▶ _What you should do_:
Single out the lines that include the word "After". Copy them.

▶ _Exercise material_:

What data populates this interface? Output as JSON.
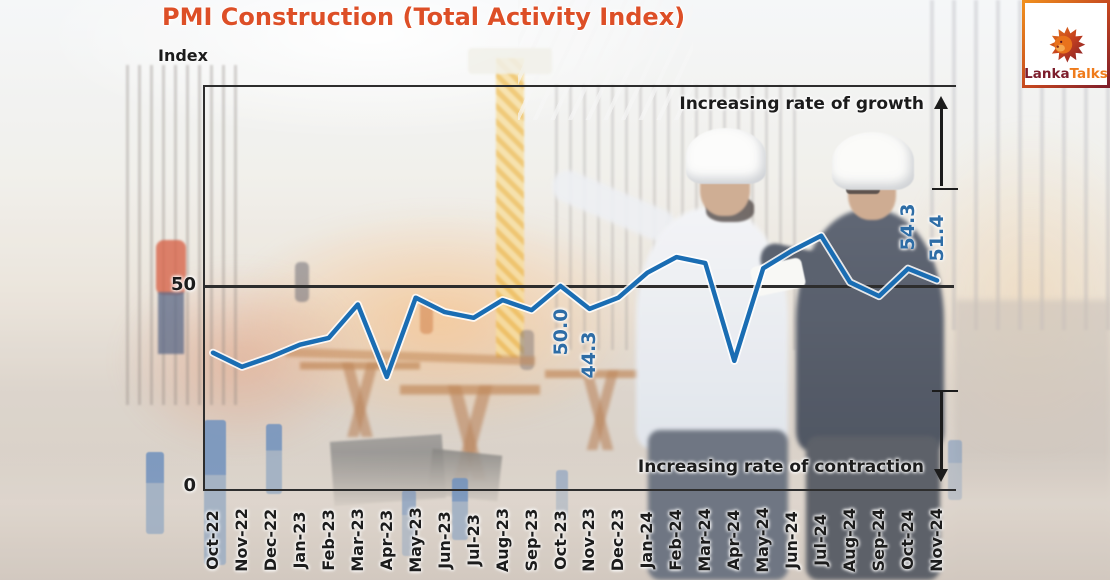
{
  "title": "PMI Construction (Total Activity Index)",
  "logo": {
    "text_primary": "Lanka",
    "text_secondary": "Talks"
  },
  "annotations": {
    "growth": "Increasing rate of growth",
    "contraction": "Increasing rate of contraction"
  },
  "colors": {
    "title": "#dd4f27",
    "line": "#1a6db3",
    "point_label": "#2e6da6",
    "axis_text": "#1c1c1c",
    "axis_line": "#2d2d2d",
    "logo_maroon": "#7c1d2b",
    "logo_orange": "#ef7b1b"
  },
  "chart_data": {
    "type": "line",
    "title": "PMI Construction (Total Activity Index)",
    "ylabel": "Index",
    "xlabel": "",
    "categories": [
      "Oct-22",
      "Nov-22",
      "Dec-22",
      "Jan-23",
      "Feb-23",
      "Mar-23",
      "Apr-23",
      "May-23",
      "Jun-23",
      "Jul-23",
      "Aug-23",
      "Sep-23",
      "Oct-23",
      "Nov-23",
      "Dec-23",
      "Jan-24",
      "Feb-24",
      "Mar-24",
      "Apr-24",
      "May-24",
      "Jun-24",
      "Jul-24",
      "Aug-24",
      "Sep-24",
      "Oct-24",
      "Nov-24"
    ],
    "values": [
      33.4,
      29.9,
      32.4,
      35.4,
      37.1,
      45.4,
      27.4,
      47.1,
      43.5,
      42.1,
      46.5,
      44.0,
      50.0,
      44.3,
      47.1,
      53.3,
      57.2,
      55.7,
      31.4,
      54.4,
      58.8,
      62.5,
      50.9,
      47.5,
      54.3,
      51.4
    ],
    "yticks": [
      50,
      0
    ],
    "ylim": [
      0,
      100
    ],
    "grid": "single horizontal reference line at 50",
    "legend": "none",
    "point_labels": [
      {
        "index": 12,
        "category": "Oct-23",
        "text": "50.0",
        "placement": "below"
      },
      {
        "index": 13,
        "category": "Nov-23",
        "text": "44.3",
        "placement": "below"
      },
      {
        "index": 24,
        "category": "Oct-24",
        "text": "54.3",
        "placement": "above"
      },
      {
        "index": 25,
        "category": "Nov-24",
        "text": "51.4",
        "placement": "above"
      }
    ]
  }
}
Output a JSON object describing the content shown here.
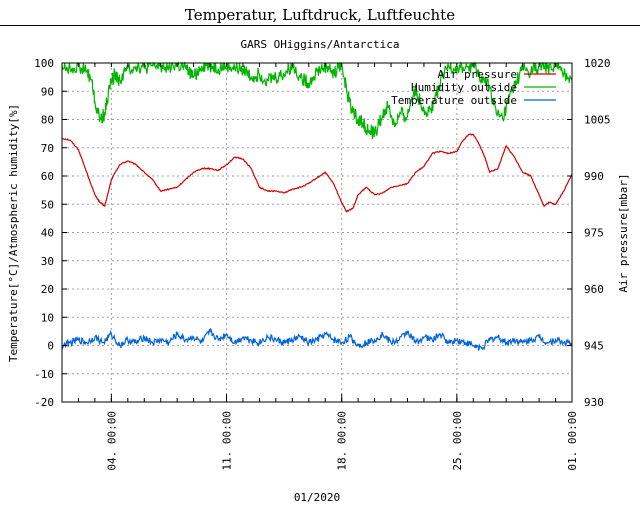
{
  "page": {
    "title": "Temperatur, Luftdruck, Luftfeuchte"
  },
  "chart_data": {
    "type": "line",
    "title": "GARS OHiggins/Antarctica",
    "xlabel": "01/2020",
    "ylabel_left": "Temperature[°C]/Atmospheric humidity[%]",
    "ylabel_right": "Air pressure[mbar]",
    "ylim_left": [
      -20,
      100
    ],
    "yticks_left": [
      "100",
      "90",
      "80",
      "70",
      "60",
      "50",
      "40",
      "30",
      "20",
      "10",
      "0",
      "-10",
      "-20"
    ],
    "ylim_right": [
      930,
      1020
    ],
    "yticks_right": [
      "1020",
      "1005",
      "990",
      "975",
      "960",
      "945",
      "930"
    ],
    "xlim_days": [
      0,
      31
    ],
    "xticks": [
      {
        "day": 3,
        "label": "04. 00:00"
      },
      {
        "day": 10,
        "label": "11. 00:00"
      },
      {
        "day": 17,
        "label": "18. 00:00"
      },
      {
        "day": 24,
        "label": "25. 00:00"
      },
      {
        "day": 31,
        "label": "01. 00:00"
      }
    ],
    "grid": true,
    "legend_position": "top-right",
    "series": [
      {
        "name": "Air pressure",
        "color": "#d40000",
        "axis": "right",
        "x": [
          0,
          0.5,
          1,
          1.5,
          2,
          2.3,
          2.6,
          3,
          3.5,
          4,
          4.5,
          5,
          5.5,
          6,
          6.5,
          7,
          7.5,
          8,
          8.5,
          9,
          9.5,
          10,
          10.5,
          11,
          11.5,
          12,
          12.5,
          13,
          13.5,
          14,
          14.5,
          15,
          15.5,
          16,
          16.5,
          17,
          17.3,
          17.7,
          18,
          18.5,
          19,
          19.5,
          20,
          20.5,
          21,
          21.5,
          22,
          22.5,
          23,
          23.5,
          24,
          24.3,
          24.7,
          25,
          25.3,
          25.7,
          26,
          26.5,
          27,
          27.5,
          28,
          28.5,
          29,
          29.3,
          29.6,
          30,
          30.5,
          31
        ],
        "values": [
          1000,
          999.5,
          997,
          991,
          985,
          983,
          982,
          989,
          993,
          994,
          993,
          991,
          989,
          986,
          986.5,
          987,
          989,
          991,
          992,
          992,
          991.5,
          993,
          995,
          994.5,
          992,
          987,
          986,
          986,
          985.5,
          986.5,
          987,
          988,
          989.5,
          991,
          988,
          983,
          980.5,
          981.5,
          985,
          987,
          985,
          985.5,
          987,
          987.5,
          988,
          991,
          992.5,
          996,
          996.5,
          996,
          996.5,
          999,
          1001,
          1001,
          999,
          995,
          991,
          992,
          998,
          995,
          991,
          990,
          985,
          982,
          983,
          982.5,
          986,
          990.5
        ]
      },
      {
        "name": "Humidity outside",
        "color": "#00b400",
        "axis": "left",
        "x": [
          0,
          0.5,
          1,
          1.5,
          1.8,
          2,
          2.3,
          2.6,
          2.9,
          3.2,
          3.5,
          4,
          4.5,
          5,
          5.5,
          6,
          6.5,
          7,
          7.5,
          8,
          8.5,
          9,
          9.5,
          10,
          10.5,
          11,
          11.5,
          12,
          12.5,
          13,
          13.5,
          14,
          14.5,
          15,
          15.5,
          16,
          16.3,
          16.5,
          16.8,
          17,
          17.3,
          17.6,
          18,
          18.3,
          18.6,
          19,
          19.4,
          19.8,
          20.2,
          20.6,
          21,
          21.4,
          21.8,
          22.2,
          22.6,
          23,
          23.5,
          24,
          24.5,
          25,
          25.3,
          25.7,
          26,
          26.4,
          26.8,
          27.2,
          27.6,
          28,
          28.5,
          29,
          29.5,
          30,
          30.5,
          31
        ],
        "values": [
          99,
          98,
          99,
          97,
          94,
          86,
          80,
          82,
          92,
          96,
          94,
          98,
          99,
          98,
          99,
          99,
          99,
          99,
          98,
          95,
          99,
          99,
          98,
          99,
          98,
          98,
          95,
          96,
          94,
          95,
          96,
          99,
          95,
          93,
          97,
          99,
          98,
          96,
          99,
          100,
          90,
          84,
          80,
          79,
          76,
          75,
          80,
          85,
          78,
          82,
          81,
          91,
          86,
          82,
          86,
          93,
          99,
          98,
          98,
          99,
          96,
          93,
          92,
          82,
          80,
          88,
          93,
          98,
          97,
          99,
          98,
          99,
          96,
          95
        ]
      },
      {
        "name": "Temperature outside",
        "color": "#0064dc",
        "axis": "left",
        "x": [
          0,
          0.5,
          1,
          1.5,
          2,
          2.5,
          3,
          3.5,
          4,
          4.5,
          5,
          5.5,
          6,
          6.5,
          7,
          7.5,
          8,
          8.5,
          9,
          9.5,
          10,
          10.5,
          11,
          11.5,
          12,
          12.5,
          13,
          13.5,
          14,
          14.5,
          15,
          15.5,
          16,
          16.5,
          17,
          17.5,
          18,
          18.5,
          19,
          19.5,
          20,
          20.5,
          21,
          21.5,
          22,
          22.5,
          23,
          23.5,
          24,
          24.5,
          25,
          25.5,
          26,
          26.5,
          27,
          27.5,
          28,
          28.5,
          29,
          29.5,
          30,
          30.5,
          31
        ],
        "values": [
          0,
          1,
          2,
          1,
          3,
          1,
          4,
          0,
          2,
          1,
          3,
          1,
          2,
          1,
          4,
          2,
          3,
          1,
          5,
          2,
          4,
          1,
          3,
          2,
          1,
          3,
          2,
          1,
          2,
          3,
          1,
          2,
          4,
          2,
          1,
          3,
          0,
          1,
          2,
          4,
          1,
          2,
          5,
          1,
          3,
          2,
          4,
          1,
          2,
          1,
          0,
          -1,
          2,
          3,
          1,
          2,
          1,
          2,
          3,
          1,
          2,
          1,
          1
        ]
      }
    ]
  }
}
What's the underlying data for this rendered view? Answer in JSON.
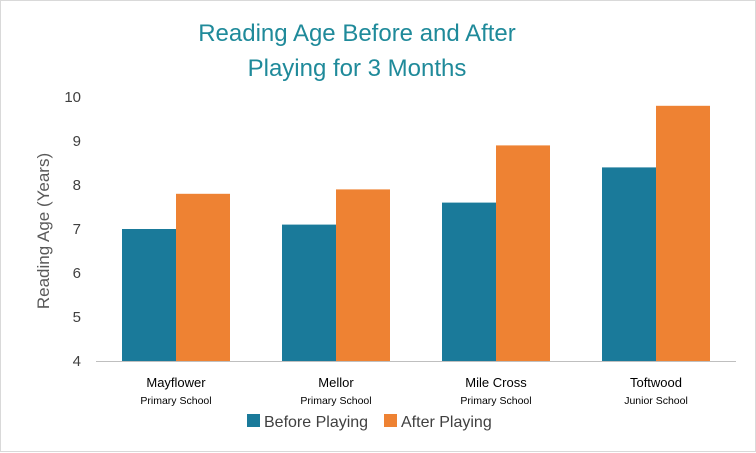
{
  "chart_data": {
    "type": "bar",
    "title_lines": [
      "Reading Age Before and After",
      "Playing for 3 Months"
    ],
    "ylabel": "Reading Age (Years)",
    "xlabel": "",
    "ylim": [
      4,
      10
    ],
    "yticks": [
      4,
      5,
      6,
      7,
      8,
      9,
      10
    ],
    "grid": false,
    "legend_position": "bottom",
    "categories": [
      {
        "line1": "Mayflower",
        "line2": "Primary School"
      },
      {
        "line1": "Mellor",
        "line2": "Primary School"
      },
      {
        "line1": "Mile Cross",
        "line2": "Primary School"
      },
      {
        "line1": "Toftwood",
        "line2": "Junior School"
      }
    ],
    "series": [
      {
        "name": "Before Playing",
        "color": "#1a7a9a",
        "values": [
          7.0,
          7.1,
          7.6,
          8.4
        ]
      },
      {
        "name": "After Playing",
        "color": "#ee8233",
        "values": [
          7.8,
          7.9,
          8.9,
          9.8
        ]
      }
    ],
    "colors": {
      "title": "#1f8a9a",
      "axis": "#bfbfbf"
    }
  }
}
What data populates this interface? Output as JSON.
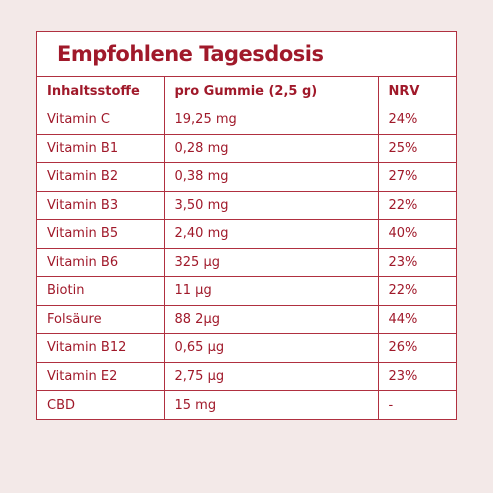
{
  "title": "Empfohlene Tagesdosis",
  "headers": [
    "Inhaltsstoffe",
    "pro Gummie (2,5 g)",
    "NRV"
  ],
  "rows": [
    [
      "Vitamin C",
      "19,25 mg",
      "24%"
    ],
    [
      "Vitamin B1",
      "0,28 mg",
      "25%"
    ],
    [
      "Vitamin B2",
      "0,38 mg",
      "27%"
    ],
    [
      "Vitamin B3",
      "3,50 mg",
      "22%"
    ],
    [
      "Vitamin B5",
      "2,40 mg",
      "40%"
    ],
    [
      "Vitamin B6",
      "325 µg",
      "23%"
    ],
    [
      "Biotin",
      "11 µg",
      "22%"
    ],
    [
      "Folsäure",
      "88 2µg",
      "44%"
    ],
    [
      "Vitamin B12",
      "0,65 µg",
      "26%"
    ],
    [
      "Vitamin E2",
      "2,75 µg",
      "23%"
    ],
    [
      "CBD",
      "15 mg",
      "-"
    ]
  ],
  "colors": {
    "background": "#f3e9e8",
    "card": "#ffffff",
    "accent": "#a0192a",
    "border": "#b03040"
  }
}
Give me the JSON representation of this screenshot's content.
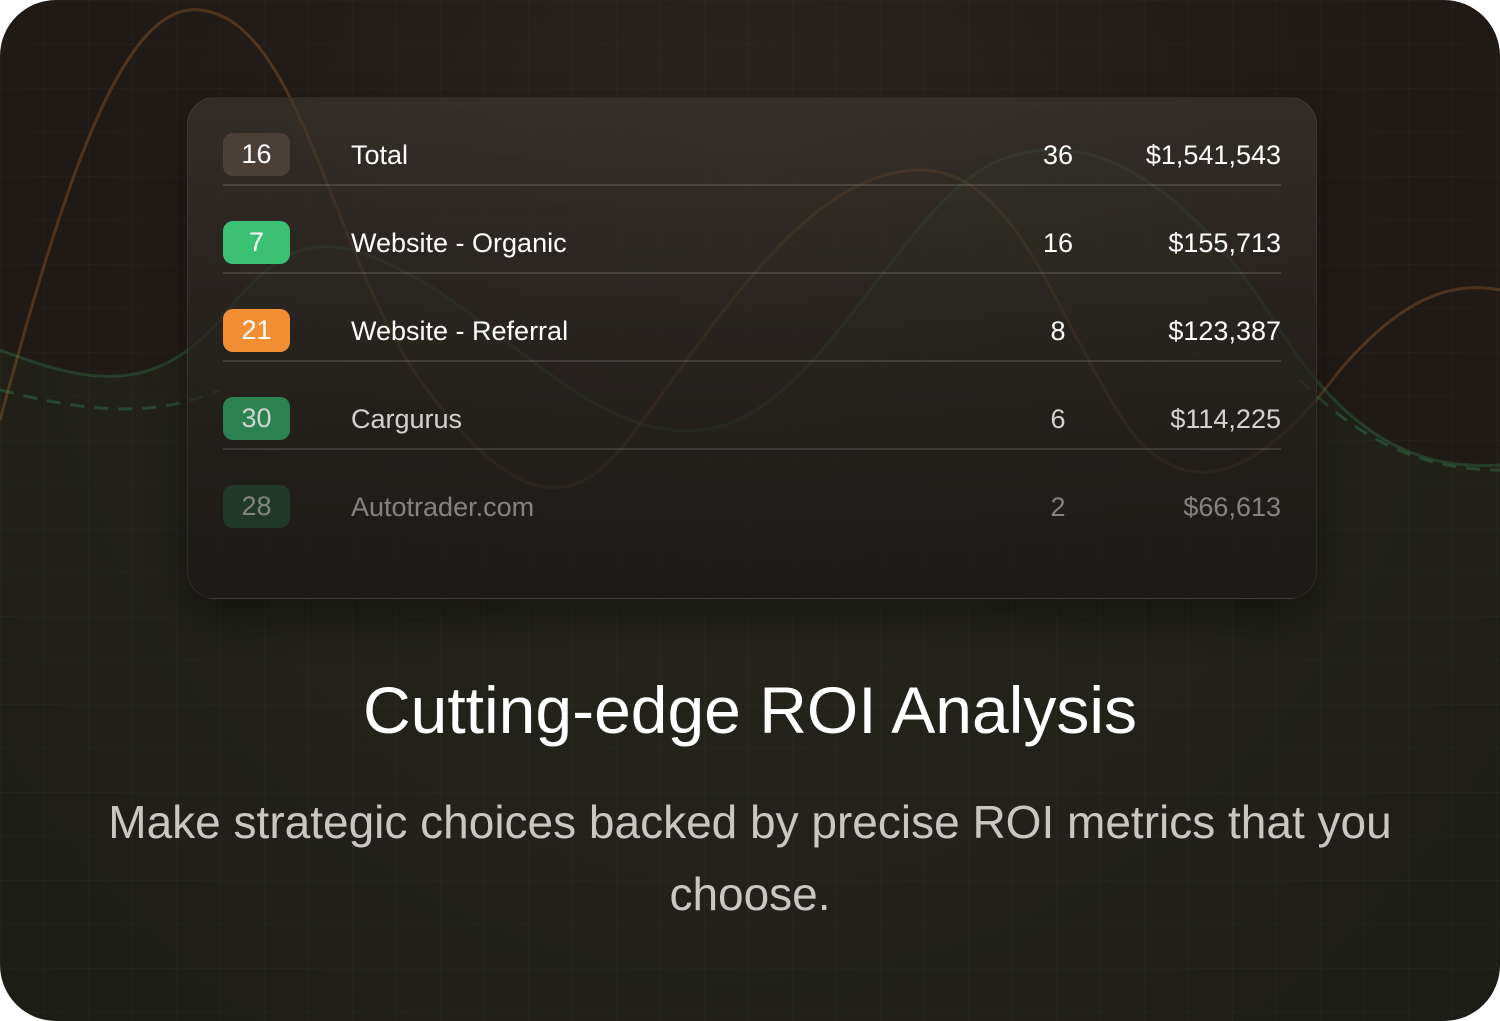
{
  "table": {
    "rows": [
      {
        "badge": "16",
        "badge_color": "#4a4038",
        "name": "Total",
        "count": "36",
        "value": "$1,541,543",
        "opacity": 1
      },
      {
        "badge": "7",
        "badge_color": "#3cc174",
        "name": "Website - Organic",
        "count": "16",
        "value": "$155,713",
        "opacity": 1
      },
      {
        "badge": "21",
        "badge_color": "#f28f33",
        "name": "Website - Referral",
        "count": "8",
        "value": "$123,387",
        "opacity": 1
      },
      {
        "badge": "30",
        "badge_color": "#2e9a5c",
        "name": "Cargurus",
        "count": "6",
        "value": "$114,225",
        "opacity": 0.8
      },
      {
        "badge": "28",
        "badge_color": "#1f5a39",
        "name": "Autotrader.com",
        "count": "2",
        "value": "$66,613",
        "opacity": 0.45
      }
    ]
  },
  "headline": {
    "title": "Cutting-edge ROI Analysis",
    "subtitle": "Make strategic choices backed by precise ROI metrics that you choose."
  },
  "colors": {
    "accent_orange": "#f28f33",
    "accent_green": "#3cc174",
    "background": "#221c18"
  }
}
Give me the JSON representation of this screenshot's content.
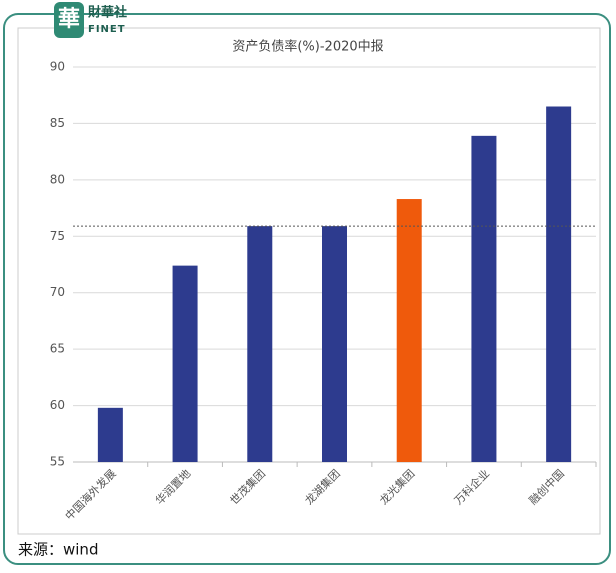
{
  "logo": {
    "mark": "華",
    "name": "財華社",
    "sub": "FINET"
  },
  "source": "来源：wind",
  "chart_data": {
    "type": "bar",
    "title": "资产负债率(%)-2020中报",
    "categories": [
      "中国海外发展",
      "华润置地",
      "世茂集团",
      "龙湖集团",
      "龙光集团",
      "万科企业",
      "融创中国"
    ],
    "values": [
      59.8,
      72.4,
      75.9,
      75.9,
      78.3,
      83.9,
      86.5
    ],
    "colors": [
      "#2d3b8e",
      "#2d3b8e",
      "#2d3b8e",
      "#2d3b8e",
      "#ef5a0c",
      "#2d3b8e",
      "#2d3b8e"
    ],
    "reference_line": 75.9,
    "ylim": [
      55,
      90
    ],
    "yticks": [
      55,
      60,
      65,
      70,
      75,
      80,
      85,
      90
    ],
    "grid": true
  }
}
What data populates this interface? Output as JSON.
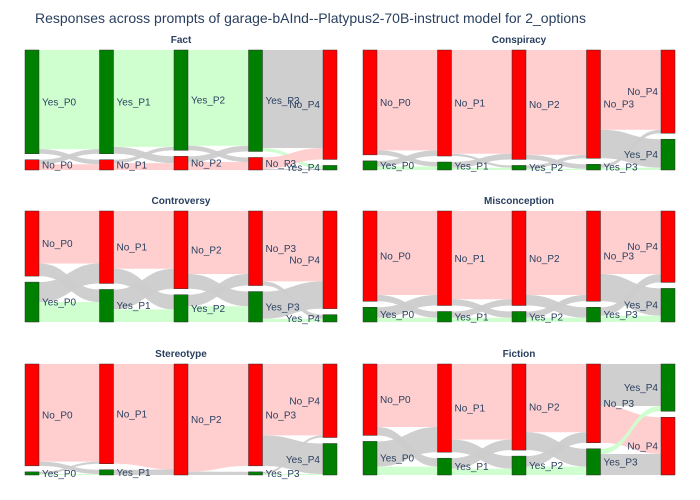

▶ _Complete output_:
      "Reading Age Before and After",
        "name": "After Playing",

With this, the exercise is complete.